Aim of the task: Among the entries, which lines carry the string "left"? Copy each of them.

Provided information:

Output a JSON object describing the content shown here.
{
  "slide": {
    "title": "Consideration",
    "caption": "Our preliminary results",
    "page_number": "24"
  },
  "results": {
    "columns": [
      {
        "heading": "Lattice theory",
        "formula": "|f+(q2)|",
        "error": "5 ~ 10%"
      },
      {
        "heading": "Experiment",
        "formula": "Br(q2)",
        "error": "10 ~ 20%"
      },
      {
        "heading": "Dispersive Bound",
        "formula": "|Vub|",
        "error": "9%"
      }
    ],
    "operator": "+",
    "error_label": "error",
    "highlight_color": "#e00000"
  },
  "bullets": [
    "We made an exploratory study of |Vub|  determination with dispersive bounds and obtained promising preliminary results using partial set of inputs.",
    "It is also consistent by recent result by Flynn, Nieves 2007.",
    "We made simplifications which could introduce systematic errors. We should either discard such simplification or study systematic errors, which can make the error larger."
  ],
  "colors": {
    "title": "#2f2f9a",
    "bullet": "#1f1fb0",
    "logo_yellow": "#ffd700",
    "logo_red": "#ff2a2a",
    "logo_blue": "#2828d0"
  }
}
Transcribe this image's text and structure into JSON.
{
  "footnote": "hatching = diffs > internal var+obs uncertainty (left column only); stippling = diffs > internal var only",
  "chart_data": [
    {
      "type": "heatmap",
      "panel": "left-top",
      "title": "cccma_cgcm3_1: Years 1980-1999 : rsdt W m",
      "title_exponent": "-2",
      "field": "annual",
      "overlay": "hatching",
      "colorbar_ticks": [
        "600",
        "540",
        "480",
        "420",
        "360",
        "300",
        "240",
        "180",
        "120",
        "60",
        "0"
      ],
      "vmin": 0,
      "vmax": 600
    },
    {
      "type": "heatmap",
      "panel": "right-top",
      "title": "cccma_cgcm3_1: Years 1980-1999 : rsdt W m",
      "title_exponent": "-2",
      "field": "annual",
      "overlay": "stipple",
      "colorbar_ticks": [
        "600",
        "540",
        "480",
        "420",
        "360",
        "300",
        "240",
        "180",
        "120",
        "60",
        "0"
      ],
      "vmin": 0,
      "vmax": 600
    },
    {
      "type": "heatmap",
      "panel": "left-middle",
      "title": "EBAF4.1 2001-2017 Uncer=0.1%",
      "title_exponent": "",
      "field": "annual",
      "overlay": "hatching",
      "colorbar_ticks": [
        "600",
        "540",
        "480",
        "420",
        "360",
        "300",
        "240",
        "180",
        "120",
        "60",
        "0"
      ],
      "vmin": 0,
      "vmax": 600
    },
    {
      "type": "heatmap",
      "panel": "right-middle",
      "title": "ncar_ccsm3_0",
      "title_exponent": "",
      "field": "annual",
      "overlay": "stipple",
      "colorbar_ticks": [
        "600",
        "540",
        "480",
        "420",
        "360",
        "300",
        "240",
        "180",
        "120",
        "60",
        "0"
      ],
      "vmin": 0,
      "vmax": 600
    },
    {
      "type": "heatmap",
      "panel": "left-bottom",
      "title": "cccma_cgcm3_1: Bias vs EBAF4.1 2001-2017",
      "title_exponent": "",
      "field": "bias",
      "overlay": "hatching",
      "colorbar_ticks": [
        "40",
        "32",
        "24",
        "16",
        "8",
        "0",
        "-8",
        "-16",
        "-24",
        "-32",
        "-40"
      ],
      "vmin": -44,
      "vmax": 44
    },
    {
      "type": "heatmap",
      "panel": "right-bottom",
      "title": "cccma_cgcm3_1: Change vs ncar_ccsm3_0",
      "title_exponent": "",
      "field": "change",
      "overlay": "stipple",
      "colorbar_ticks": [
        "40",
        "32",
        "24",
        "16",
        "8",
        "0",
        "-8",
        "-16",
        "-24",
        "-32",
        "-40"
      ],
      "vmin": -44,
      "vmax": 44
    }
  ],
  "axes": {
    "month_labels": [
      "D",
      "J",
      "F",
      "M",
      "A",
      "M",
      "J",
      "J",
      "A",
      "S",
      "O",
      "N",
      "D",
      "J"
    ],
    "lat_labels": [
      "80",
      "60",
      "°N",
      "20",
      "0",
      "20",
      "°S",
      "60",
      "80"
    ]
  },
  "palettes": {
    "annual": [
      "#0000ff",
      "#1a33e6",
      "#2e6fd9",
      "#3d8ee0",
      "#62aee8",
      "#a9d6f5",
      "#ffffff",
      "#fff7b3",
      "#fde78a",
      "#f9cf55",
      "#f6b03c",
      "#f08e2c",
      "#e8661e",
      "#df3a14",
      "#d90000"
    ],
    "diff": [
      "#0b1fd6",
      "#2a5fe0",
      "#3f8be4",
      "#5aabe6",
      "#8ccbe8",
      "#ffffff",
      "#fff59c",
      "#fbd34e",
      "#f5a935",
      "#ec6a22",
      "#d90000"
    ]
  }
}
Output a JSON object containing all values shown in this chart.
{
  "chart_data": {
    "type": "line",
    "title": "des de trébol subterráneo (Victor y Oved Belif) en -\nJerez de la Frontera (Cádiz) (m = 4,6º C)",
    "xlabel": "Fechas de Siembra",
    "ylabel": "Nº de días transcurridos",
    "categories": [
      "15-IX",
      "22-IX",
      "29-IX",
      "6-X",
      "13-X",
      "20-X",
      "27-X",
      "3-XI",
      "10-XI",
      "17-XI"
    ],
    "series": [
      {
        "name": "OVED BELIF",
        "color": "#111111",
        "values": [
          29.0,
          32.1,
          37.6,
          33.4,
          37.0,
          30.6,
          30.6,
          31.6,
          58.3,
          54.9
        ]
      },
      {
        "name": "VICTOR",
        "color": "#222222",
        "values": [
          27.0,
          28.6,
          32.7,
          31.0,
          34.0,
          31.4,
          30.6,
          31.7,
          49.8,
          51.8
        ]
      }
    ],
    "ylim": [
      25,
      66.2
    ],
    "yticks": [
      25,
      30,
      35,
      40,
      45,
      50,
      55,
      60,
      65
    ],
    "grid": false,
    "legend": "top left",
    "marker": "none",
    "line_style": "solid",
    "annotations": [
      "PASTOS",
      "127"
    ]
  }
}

The completed task:
  "footnote": "hatching = diffs > internal var+obs uncertainty (left column only); stippling = diffs > internal var only",
      "panel": "left-top",
      "panel": "left-middle",
      "panel": "left-bottom",
    "legend": "top left",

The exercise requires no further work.